Given task> Would you set down every entry shown below, precisely as written?

____

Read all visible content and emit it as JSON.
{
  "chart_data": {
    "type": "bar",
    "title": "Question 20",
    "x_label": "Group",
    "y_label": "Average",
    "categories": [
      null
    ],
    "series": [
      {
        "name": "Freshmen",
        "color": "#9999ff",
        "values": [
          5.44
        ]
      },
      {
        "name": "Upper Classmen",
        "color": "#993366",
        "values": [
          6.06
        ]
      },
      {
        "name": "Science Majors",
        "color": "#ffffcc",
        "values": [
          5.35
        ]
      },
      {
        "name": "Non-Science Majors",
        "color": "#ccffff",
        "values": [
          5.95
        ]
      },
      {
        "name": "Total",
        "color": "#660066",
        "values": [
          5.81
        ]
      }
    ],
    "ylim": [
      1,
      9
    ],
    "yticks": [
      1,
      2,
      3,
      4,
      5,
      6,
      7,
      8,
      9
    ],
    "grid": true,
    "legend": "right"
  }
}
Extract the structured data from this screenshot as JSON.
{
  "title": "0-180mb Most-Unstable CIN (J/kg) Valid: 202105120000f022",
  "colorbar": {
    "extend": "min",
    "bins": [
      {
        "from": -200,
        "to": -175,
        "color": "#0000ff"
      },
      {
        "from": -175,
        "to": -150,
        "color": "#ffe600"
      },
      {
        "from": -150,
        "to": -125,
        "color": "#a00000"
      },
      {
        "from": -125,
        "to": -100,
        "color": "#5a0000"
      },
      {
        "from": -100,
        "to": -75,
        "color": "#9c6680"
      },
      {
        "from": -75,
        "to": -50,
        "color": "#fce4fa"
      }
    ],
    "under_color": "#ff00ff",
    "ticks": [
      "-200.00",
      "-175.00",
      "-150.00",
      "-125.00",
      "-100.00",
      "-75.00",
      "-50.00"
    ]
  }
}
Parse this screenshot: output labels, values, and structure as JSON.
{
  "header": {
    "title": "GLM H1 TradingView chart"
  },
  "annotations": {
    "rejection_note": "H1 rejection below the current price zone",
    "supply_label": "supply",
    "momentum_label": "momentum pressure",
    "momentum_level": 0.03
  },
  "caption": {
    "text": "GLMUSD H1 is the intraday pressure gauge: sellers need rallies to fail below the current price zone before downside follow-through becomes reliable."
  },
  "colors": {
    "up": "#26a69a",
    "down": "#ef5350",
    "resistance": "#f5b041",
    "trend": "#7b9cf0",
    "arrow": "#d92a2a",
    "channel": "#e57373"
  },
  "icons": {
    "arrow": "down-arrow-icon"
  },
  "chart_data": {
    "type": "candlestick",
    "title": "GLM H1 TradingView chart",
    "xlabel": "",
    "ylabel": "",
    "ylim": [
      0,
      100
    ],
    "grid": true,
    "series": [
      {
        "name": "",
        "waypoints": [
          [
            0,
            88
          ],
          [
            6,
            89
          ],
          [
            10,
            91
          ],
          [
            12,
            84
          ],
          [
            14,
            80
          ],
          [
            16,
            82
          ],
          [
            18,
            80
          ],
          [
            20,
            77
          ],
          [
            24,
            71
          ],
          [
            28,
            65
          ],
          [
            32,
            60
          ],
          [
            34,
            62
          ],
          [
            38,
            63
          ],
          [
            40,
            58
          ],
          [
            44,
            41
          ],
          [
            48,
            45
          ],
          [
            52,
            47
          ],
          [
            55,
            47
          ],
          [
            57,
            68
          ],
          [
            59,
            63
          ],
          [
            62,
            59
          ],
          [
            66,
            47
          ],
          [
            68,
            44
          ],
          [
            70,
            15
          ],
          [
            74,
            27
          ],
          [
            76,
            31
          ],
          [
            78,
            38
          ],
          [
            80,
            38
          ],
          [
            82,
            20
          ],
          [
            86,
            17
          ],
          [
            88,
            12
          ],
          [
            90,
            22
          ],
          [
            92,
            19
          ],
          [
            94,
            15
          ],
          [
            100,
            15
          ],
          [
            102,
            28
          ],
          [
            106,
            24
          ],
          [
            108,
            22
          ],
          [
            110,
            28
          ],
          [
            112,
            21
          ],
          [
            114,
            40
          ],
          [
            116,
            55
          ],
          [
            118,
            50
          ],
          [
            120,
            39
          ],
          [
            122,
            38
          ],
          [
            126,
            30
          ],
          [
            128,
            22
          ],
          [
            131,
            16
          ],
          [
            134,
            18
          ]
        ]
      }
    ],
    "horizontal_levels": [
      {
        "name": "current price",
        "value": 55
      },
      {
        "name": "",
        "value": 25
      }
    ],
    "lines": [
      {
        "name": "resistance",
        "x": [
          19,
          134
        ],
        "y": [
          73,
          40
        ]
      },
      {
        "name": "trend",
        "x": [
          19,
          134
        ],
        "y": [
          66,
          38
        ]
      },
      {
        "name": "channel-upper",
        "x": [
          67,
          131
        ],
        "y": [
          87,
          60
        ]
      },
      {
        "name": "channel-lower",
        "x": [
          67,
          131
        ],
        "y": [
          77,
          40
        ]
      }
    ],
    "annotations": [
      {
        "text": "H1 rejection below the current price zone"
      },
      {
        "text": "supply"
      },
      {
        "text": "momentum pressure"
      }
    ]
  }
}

____

Task answer>
Read all visible content and emit it as JSON.
{
  "chart_data": {
    "type": "bar",
    "title": "Question 20",
    "x_label": "Group",
    "y_label": "Average",
    "categories": [
      null
    ],
    "series": [
      {
        "name": "Freshmen",
        "color": "#9999ff",
        "values": [
          5.44
        ]
      },
      {
        "name": "Upper Classmen",
        "color": "#993366",
        "values": [
          6.06
        ]
      },
      {
        "name": "Science Majors",
        "color": "#ffffcc",
        "values": [
          5.35
        ]
      },
      {
        "name": "Non-Science Majors",
        "color": "#ccffff",
        "values": [
          5.95
        ]
      },
      {
        "name": "Total",
        "color": "#660066",
        "values": [
          5.81
        ]
      }
    ],
    "ylim": [
      1,
      9
    ],
    "yticks": [
      1,
      2,
      3,
      4,
      5,
      6,
      7,
      8,
      9
    ],
    "grid": true,
    "legend": "right"
  }
}
Extract the structured data from this screenshot as JSON.
{
  "title": "0-180mb Most-Unstable CIN (J/kg) Valid: 202105120000f022",
  "colorbar": {
    "extend": "min",
    "bins": [
      {
        "from": -200,
        "to": -175,
        "color": "#0000ff"
      },
      {
        "from": -175,
        "to": -150,
        "color": "#ffe600"
      },
      {
        "from": -150,
        "to": -125,
        "color": "#a00000"
      },
      {
        "from": -125,
        "to": -100,
        "color": "#5a0000"
      },
      {
        "from": -100,
        "to": -75,
        "color": "#9c6680"
      },
      {
        "from": -75,
        "to": -50,
        "color": "#fce4fa"
      }
    ],
    "under_color": "#ff00ff",
    "ticks": [
      "-200.00",
      "-175.00",
      "-150.00",
      "-125.00",
      "-100.00",
      "-75.00",
      "-50.00"
    ]
  }
}
Parse this screenshot: output labels, values, and structure as JSON.
{
  "header": {
    "title": "GLM H1 TradingView chart"
  },
  "annotations": {
    "rejection_note": "H1 rejection below the current price zone",
    "supply_label": "supply",
    "momentum_label": "momentum pressure",
    "momentum_level": 0.03
  },
  "caption": {
    "text": "GLMUSD H1 is the intraday pressure gauge: sellers need rallies to fail below the current price zone before downside follow-through becomes reliable."
  },
  "colors": {
    "up": "#26a69a",
    "down": "#ef5350",
    "resistance": "#f5b041",
    "trend": "#7b9cf0",
    "arrow": "#d92a2a",
    "channel": "#e57373"
  },
  "icons": {
    "arrow": "down-arrow-icon"
  },
  "chart_data": {
    "type": "candlestick",
    "title": "GLM H1 TradingView chart",
    "xlabel": "",
    "ylabel": "",
    "ylim": [
      0,
      100
    ],
    "grid": true,
    "series": [
      {
        "name": "",
        "waypoints": [
          [
            0,
            88
          ],
          [
            6,
            89
          ],
          [
            10,
            91
          ],
          [
            12,
            84
          ],
          [
            14,
            80
          ],
          [
            16,
            82
          ],
          [
            18,
            80
          ],
          [
            20,
            77
          ],
          [
            24,
            71
          ],
          [
            28,
            65
          ],
          [
            32,
            60
          ],
          [
            34,
            62
          ],
          [
            38,
            63
          ],
          [
            40,
            58
          ],
          [
            44,
            41
          ],
          [
            48,
            45
          ],
          [
            52,
            47
          ],
          [
            55,
            47
          ],
          [
            57,
            68
          ],
          [
            59,
            63
          ],
          [
            62,
            59
          ],
          [
            66,
            47
          ],
          [
            68,
            44
          ],
          [
            70,
            15
          ],
          [
            74,
            27
          ],
          [
            76,
            31
          ],
          [
            78,
            38
          ],
          [
            80,
            38
          ],
          [
            82,
            20
          ],
          [
            86,
            17
          ],
          [
            88,
            12
          ],
          [
            90,
            22
          ],
          [
            92,
            19
          ],
          [
            94,
            15
          ],
          [
            100,
            15
          ],
          [
            102,
            28
          ],
          [
            106,
            24
          ],
          [
            108,
            22
          ],
          [
            110,
            28
          ],
          [
            112,
            21
          ],
          [
            114,
            40
          ],
          [
            116,
            55
          ],
          [
            118,
            50
          ],
          [
            120,
            39
          ],
          [
            122,
            38
          ],
          [
            126,
            30
          ],
          [
            128,
            22
          ],
          [
            131,
            16
          ],
          [
            134,
            18
          ]
        ]
      }
    ],
    "horizontal_levels": [
      {
        "name": "current price",
        "value": 55
      },
      {
        "name": "",
        "value": 25
      }
    ],
    "lines": [
      {
        "name": "resistance",
        "x": [
          19,
          134
        ],
        "y": [
          73,
          40
        ]
      },
      {
        "name": "trend",
        "x": [
          19,
          134
        ],
        "y": [
          66,
          38
        ]
      },
      {
        "name": "channel-upper",
        "x": [
          67,
          131
        ],
        "y": [
          87,
          60
        ]
      },
      {
        "name": "channel-lower",
        "x": [
          67,
          131
        ],
        "y": [
          77,
          40
        ]
      }
    ],
    "annotations": [
      {
        "text": "H1 rejection below the current price zone"
      },
      {
        "text": "supply"
      },
      {
        "text": "momentum pressure"
      }
    ]
  }
}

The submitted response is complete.